(Aim of the exercise):
Return the material exactly as supplied, apart from the pictures, which are omitted.

#####

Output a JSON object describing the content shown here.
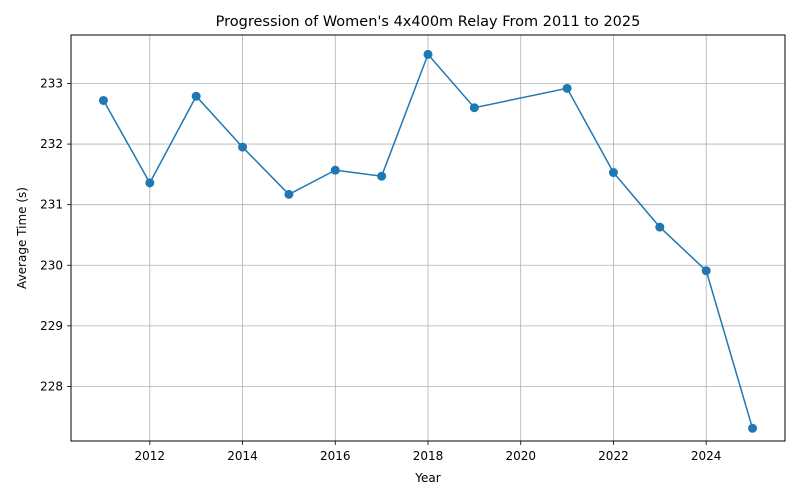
{
  "chart_data": {
    "type": "line",
    "title": "Progression of Women's 4x400m Relay From 2011 to 2025",
    "xlabel": "Year",
    "ylabel": "Average Time (s)",
    "y_inverted": true,
    "xlim": [
      2010.3,
      2025.7
    ],
    "ylim": [
      233.8,
      227.1
    ],
    "xticks": [
      2012,
      2014,
      2016,
      2018,
      2020,
      2022,
      2024
    ],
    "yticks": [
      228,
      229,
      230,
      231,
      232,
      233
    ],
    "grid": true,
    "series_color": "#1f77b4",
    "x": [
      2011,
      2012,
      2013,
      2014,
      2015,
      2016,
      2017,
      2018,
      2019,
      2021,
      2022,
      2023,
      2024,
      2025
    ],
    "y": [
      232.72,
      231.36,
      232.79,
      231.95,
      231.17,
      231.57,
      231.47,
      233.48,
      232.6,
      232.92,
      231.53,
      230.63,
      229.91,
      227.31
    ]
  }
}
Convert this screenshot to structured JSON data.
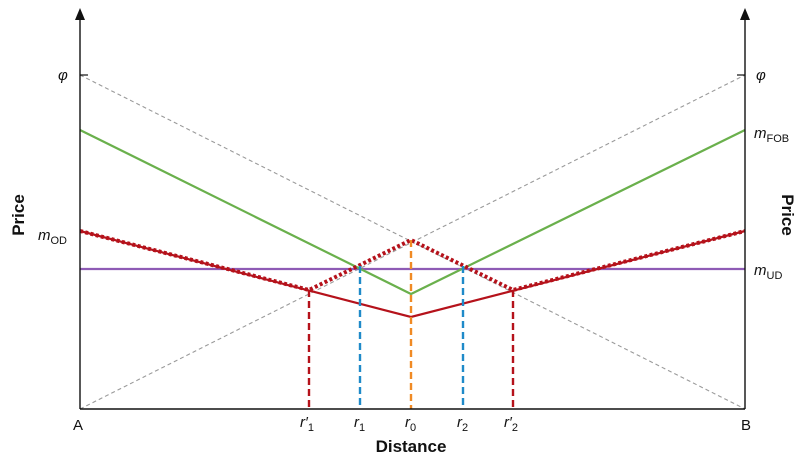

#####

(Complete response):
Output a JSON object describing the content shown here.
{
  "chart_data": {
    "type": "line",
    "title": "Progression of Women's 4x400m Relay From 2011 to 2025",
    "xlabel": "Year",
    "ylabel": "Average Time (s)",
    "y_inverted": true,
    "xlim": [
      2010.3,
      2025.7
    ],
    "ylim": [
      233.8,
      227.1
    ],
    "xticks": [
      2012,
      2014,
      2016,
      2018,
      2020,
      2022,
      2024
    ],
    "yticks": [
      228,
      229,
      230,
      231,
      232,
      233
    ],
    "grid": true,
    "series_color": "#1f77b4",
    "x": [
      2011,
      2012,
      2013,
      2014,
      2015,
      2016,
      2017,
      2018,
      2019,
      2021,
      2022,
      2023,
      2024,
      2025
    ],
    "y": [
      232.72,
      231.36,
      232.79,
      231.95,
      231.17,
      231.57,
      231.47,
      233.48,
      232.6,
      232.92,
      231.53,
      230.63,
      229.91,
      227.31
    ]
  }
}
Convert this screenshot to structured JSON data.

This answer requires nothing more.